Record excerpts:
^^^^^^^^^^^^^^^^
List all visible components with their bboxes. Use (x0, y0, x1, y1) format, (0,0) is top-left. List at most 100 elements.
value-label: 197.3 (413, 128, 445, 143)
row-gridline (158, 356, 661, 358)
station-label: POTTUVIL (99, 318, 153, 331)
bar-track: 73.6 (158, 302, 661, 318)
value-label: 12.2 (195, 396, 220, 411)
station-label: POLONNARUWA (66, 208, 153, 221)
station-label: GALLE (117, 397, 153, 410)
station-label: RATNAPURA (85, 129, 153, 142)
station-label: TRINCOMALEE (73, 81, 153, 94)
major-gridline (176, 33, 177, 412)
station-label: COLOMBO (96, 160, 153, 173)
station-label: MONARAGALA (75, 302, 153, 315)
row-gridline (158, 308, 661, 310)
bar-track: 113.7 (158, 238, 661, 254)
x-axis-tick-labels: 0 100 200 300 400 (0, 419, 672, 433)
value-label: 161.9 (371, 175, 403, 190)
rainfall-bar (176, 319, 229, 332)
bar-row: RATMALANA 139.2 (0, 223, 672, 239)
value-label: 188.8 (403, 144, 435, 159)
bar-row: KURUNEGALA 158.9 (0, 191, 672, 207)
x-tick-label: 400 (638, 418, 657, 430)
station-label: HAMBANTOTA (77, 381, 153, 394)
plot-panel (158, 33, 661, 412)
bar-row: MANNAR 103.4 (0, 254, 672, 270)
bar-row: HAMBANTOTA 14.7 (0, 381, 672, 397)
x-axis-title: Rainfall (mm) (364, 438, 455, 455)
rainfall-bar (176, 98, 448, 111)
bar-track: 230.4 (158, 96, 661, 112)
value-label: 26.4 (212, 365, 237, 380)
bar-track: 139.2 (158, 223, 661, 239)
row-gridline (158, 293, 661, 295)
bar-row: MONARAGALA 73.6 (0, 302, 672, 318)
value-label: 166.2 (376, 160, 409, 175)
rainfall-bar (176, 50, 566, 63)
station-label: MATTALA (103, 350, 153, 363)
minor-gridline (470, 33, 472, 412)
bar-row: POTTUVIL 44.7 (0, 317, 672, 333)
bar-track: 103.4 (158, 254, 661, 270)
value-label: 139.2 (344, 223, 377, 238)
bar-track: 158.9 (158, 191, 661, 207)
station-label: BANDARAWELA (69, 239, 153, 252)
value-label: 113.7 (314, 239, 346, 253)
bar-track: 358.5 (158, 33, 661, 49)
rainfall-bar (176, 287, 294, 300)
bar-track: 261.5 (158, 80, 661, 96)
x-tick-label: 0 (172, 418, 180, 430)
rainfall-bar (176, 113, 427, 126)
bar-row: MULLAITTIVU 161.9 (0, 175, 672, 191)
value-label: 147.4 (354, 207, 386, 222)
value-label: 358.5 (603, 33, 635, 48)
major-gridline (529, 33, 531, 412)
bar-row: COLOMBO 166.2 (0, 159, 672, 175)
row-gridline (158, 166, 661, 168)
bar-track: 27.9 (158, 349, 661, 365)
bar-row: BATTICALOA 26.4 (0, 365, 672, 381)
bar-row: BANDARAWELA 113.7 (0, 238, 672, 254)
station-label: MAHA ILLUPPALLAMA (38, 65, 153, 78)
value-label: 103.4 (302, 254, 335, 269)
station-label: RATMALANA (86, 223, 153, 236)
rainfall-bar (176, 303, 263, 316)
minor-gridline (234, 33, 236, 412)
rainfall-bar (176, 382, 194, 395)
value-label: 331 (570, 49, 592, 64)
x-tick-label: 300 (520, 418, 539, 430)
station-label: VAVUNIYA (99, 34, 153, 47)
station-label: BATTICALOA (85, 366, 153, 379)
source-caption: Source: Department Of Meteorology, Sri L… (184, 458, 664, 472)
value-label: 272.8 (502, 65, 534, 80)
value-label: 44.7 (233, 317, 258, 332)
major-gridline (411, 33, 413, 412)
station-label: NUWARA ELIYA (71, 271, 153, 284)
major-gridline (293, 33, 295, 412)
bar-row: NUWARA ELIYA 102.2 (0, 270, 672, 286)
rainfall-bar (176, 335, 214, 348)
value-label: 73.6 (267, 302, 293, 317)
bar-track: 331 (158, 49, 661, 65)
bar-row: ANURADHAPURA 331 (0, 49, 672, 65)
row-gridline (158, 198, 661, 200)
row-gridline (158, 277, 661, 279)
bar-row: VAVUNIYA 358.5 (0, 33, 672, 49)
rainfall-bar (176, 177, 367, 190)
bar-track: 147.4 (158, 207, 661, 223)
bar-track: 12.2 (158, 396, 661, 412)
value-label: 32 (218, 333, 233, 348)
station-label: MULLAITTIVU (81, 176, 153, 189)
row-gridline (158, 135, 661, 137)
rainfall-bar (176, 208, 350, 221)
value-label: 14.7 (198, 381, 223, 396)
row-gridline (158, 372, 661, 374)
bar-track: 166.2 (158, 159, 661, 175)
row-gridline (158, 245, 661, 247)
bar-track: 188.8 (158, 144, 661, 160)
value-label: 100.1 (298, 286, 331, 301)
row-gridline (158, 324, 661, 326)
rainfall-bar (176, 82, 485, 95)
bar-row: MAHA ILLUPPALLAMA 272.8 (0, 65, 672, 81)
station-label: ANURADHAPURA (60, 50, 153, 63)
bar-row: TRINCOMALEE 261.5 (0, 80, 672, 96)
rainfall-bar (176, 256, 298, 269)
^^^^^^^^^^^^^^^^
Goal:
Return every line of the material above verbatim, keeping each one unchanged and in its original order.

Answer to this exercise:
List all visible components with their bboxes. Use (x0, y0, x1, y1) format, (0,0) is top-left. List at most 100 elements.
value-label: 197.3 (413, 128, 445, 143)
row-gridline (158, 356, 661, 358)
station-label: POTTUVIL (99, 318, 153, 331)
bar-track: 73.6 (158, 302, 661, 318)
value-label: 12.2 (195, 396, 220, 411)
station-label: POLONNARUWA (66, 208, 153, 221)
station-label: GALLE (117, 397, 153, 410)
station-label: RATNAPURA (85, 129, 153, 142)
station-label: TRINCOMALEE (73, 81, 153, 94)
major-gridline (176, 33, 177, 412)
station-label: COLOMBO (96, 160, 153, 173)
station-label: MONARAGALA (75, 302, 153, 315)
row-gridline (158, 308, 661, 310)
bar-track: 113.7 (158, 238, 661, 254)
x-axis-tick-labels: 0 100 200 300 400 (0, 419, 672, 433)
value-label: 161.9 (371, 175, 403, 190)
rainfall-bar (176, 319, 229, 332)
bar-row: RATMALANA 139.2 (0, 223, 672, 239)
value-label: 188.8 (403, 144, 435, 159)
bar-row: KURUNEGALA 158.9 (0, 191, 672, 207)
x-tick-label: 400 (638, 418, 657, 430)
station-label: HAMBANTOTA (77, 381, 153, 394)
plot-panel (158, 33, 661, 412)
bar-row: MANNAR 103.4 (0, 254, 672, 270)
bar-row: HAMBANTOTA 14.7 (0, 381, 672, 397)
x-axis-title: Rainfall (mm) (364, 438, 455, 455)
rainfall-bar (176, 98, 448, 111)
bar-track: 230.4 (158, 96, 661, 112)
value-label: 26.4 (212, 365, 237, 380)
bar-track: 139.2 (158, 223, 661, 239)
row-gridline (158, 293, 661, 295)
bar-row: MONARAGALA 73.6 (0, 302, 672, 318)
value-label: 166.2 (376, 160, 409, 175)
rainfall-bar (176, 50, 566, 63)
station-label: MATTALA (103, 350, 153, 363)
minor-gridline (470, 33, 472, 412)
bar-row: POTTUVIL 44.7 (0, 317, 672, 333)
bar-track: 103.4 (158, 254, 661, 270)
value-label: 139.2 (344, 223, 377, 238)
bar-track: 158.9 (158, 191, 661, 207)
station-label: BANDARAWELA (69, 239, 153, 252)
value-label: 113.7 (314, 239, 346, 253)
bar-track: 358.5 (158, 33, 661, 49)
rainfall-bar (176, 287, 294, 300)
bar-track: 261.5 (158, 80, 661, 96)
x-tick-label: 0 (172, 418, 180, 430)
rainfall-bar (176, 113, 427, 126)
bar-row: MULLAITTIVU 161.9 (0, 175, 672, 191)
value-label: 147.4 (354, 207, 386, 222)
value-label: 358.5 (603, 33, 635, 48)
major-gridline (529, 33, 531, 412)
bar-row: COLOMBO 166.2 (0, 159, 672, 175)
row-gridline (158, 166, 661, 168)
bar-track: 27.9 (158, 349, 661, 365)
bar-row: BATTICALOA 26.4 (0, 365, 672, 381)
bar-row: BANDARAWELA 113.7 (0, 238, 672, 254)
station-label: MAHA ILLUPPALLAMA (38, 65, 153, 78)
value-label: 103.4 (302, 254, 335, 269)
station-label: RATMALANA (86, 223, 153, 236)
rainfall-bar (176, 303, 263, 316)
minor-gridline (234, 33, 236, 412)
rainfall-bar (176, 382, 194, 395)
value-label: 331 (570, 49, 592, 64)
x-tick-label: 300 (520, 418, 539, 430)
station-label: VAVUNIYA (99, 34, 153, 47)
station-label: BATTICALOA (85, 366, 153, 379)
source-caption: Source: Department Of Meteorology, Sri L… (184, 458, 664, 472)
value-label: 272.8 (502, 65, 534, 80)
value-label: 44.7 (233, 317, 258, 332)
major-gridline (411, 33, 413, 412)
station-label: NUWARA ELIYA (71, 271, 153, 284)
major-gridline (293, 33, 295, 412)
bar-row: NUWARA ELIYA 102.2 (0, 270, 672, 286)
rainfall-bar (176, 335, 214, 348)
value-label: 73.6 (267, 302, 293, 317)
bar-track: 331 (158, 49, 661, 65)
bar-row: ANURADHAPURA 331 (0, 49, 672, 65)
row-gridline (158, 198, 661, 200)
row-gridline (158, 277, 661, 279)
bar-row: VAVUNIYA 358.5 (0, 33, 672, 49)
rainfall-bar (176, 177, 367, 190)
bar-track: 147.4 (158, 207, 661, 223)
bar-track: 12.2 (158, 396, 661, 412)
value-label: 32 (218, 333, 233, 348)
station-label: MULLAITTIVU (81, 176, 153, 189)
row-gridline (158, 135, 661, 137)
rainfall-bar (176, 208, 350, 221)
value-label: 14.7 (198, 381, 223, 396)
row-gridline (158, 372, 661, 374)
bar-track: 166.2 (158, 159, 661, 175)
row-gridline (158, 245, 661, 247)
bar-track: 188.8 (158, 144, 661, 160)
value-label: 100.1 (298, 286, 331, 301)
row-gridline (158, 324, 661, 326)
rainfall-bar (176, 82, 485, 95)
bar-row: MAHA ILLUPPALLAMA 272.8 (0, 65, 672, 81)
station-label: ANURADHAPURA (60, 50, 153, 63)
bar-row: TRINCOMALEE 261.5 (0, 80, 672, 96)
rainfall-bar (176, 256, 298, 269)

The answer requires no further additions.